- Raw data -

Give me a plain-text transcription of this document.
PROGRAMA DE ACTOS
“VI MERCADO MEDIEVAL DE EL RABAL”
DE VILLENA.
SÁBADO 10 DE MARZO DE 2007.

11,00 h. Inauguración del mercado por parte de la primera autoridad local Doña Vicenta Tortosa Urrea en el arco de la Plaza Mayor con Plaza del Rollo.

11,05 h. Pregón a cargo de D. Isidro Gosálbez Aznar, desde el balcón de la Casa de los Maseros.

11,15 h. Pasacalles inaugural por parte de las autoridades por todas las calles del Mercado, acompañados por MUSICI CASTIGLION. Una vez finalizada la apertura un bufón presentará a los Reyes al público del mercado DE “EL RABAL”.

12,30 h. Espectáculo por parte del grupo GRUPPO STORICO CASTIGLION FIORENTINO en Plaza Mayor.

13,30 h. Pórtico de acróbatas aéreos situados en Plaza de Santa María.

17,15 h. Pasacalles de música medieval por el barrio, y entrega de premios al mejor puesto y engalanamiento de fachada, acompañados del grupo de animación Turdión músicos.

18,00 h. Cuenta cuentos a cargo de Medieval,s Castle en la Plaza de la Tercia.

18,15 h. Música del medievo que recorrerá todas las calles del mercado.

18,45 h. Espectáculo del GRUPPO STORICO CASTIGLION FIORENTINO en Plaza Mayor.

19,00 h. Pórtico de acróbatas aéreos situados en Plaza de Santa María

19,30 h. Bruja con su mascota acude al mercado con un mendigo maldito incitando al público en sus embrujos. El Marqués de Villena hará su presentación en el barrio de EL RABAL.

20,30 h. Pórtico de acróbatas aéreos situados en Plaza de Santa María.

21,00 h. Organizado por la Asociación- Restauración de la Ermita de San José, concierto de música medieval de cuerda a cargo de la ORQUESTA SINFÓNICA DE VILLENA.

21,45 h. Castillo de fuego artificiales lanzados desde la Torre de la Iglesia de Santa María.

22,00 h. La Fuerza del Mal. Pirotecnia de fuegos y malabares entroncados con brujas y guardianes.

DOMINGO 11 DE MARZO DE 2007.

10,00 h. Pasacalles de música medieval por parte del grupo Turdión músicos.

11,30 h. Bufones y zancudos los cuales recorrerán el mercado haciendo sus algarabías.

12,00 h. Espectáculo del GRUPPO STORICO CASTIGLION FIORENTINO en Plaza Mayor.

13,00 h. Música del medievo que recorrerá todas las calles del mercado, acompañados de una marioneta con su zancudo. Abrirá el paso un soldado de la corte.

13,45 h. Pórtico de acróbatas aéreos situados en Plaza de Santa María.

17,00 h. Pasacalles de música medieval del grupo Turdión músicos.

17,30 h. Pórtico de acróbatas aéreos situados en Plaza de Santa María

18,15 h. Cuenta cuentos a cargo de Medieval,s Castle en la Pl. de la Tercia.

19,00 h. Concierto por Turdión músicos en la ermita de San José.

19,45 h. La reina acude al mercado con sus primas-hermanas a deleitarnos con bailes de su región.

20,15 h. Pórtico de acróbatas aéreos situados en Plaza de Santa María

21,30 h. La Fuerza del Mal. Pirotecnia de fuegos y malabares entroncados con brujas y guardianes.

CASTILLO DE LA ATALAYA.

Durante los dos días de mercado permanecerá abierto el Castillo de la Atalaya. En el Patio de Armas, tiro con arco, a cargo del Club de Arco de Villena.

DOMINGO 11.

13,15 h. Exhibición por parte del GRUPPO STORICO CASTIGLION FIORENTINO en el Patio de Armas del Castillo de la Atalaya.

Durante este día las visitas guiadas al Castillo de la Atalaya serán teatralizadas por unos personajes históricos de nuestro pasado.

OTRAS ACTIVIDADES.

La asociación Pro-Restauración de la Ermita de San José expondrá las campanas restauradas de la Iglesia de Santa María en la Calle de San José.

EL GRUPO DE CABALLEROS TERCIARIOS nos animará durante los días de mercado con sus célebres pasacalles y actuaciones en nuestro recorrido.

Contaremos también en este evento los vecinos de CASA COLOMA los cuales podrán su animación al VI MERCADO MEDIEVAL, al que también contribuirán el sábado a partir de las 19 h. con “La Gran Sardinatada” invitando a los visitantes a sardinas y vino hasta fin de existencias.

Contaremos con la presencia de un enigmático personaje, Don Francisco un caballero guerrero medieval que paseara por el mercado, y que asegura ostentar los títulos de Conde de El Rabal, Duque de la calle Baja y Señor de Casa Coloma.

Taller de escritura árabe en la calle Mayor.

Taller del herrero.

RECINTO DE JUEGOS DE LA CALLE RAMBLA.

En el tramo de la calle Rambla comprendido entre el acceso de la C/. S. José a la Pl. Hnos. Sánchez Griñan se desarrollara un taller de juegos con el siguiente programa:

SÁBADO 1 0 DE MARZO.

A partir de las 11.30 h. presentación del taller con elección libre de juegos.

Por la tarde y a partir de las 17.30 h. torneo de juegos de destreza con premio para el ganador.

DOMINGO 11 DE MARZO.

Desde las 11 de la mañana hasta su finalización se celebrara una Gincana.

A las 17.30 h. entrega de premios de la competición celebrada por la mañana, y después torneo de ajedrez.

- Task to complete -
Where a line of the data holds "Espectáculo", show that line.

- Response to the task -
12,30 h. Espectáculo por parte del grupo GRUPPO STORICO CASTIGLION FIORENTINO en Plaza Mayor.
18,45 h. Espectáculo del GRUPPO STORICO CASTIGLION FIORENTINO en Plaza Mayor.
12,00 h. Espectáculo del GRUPPO STORICO CASTIGLION FIORENTINO en Plaza Mayor.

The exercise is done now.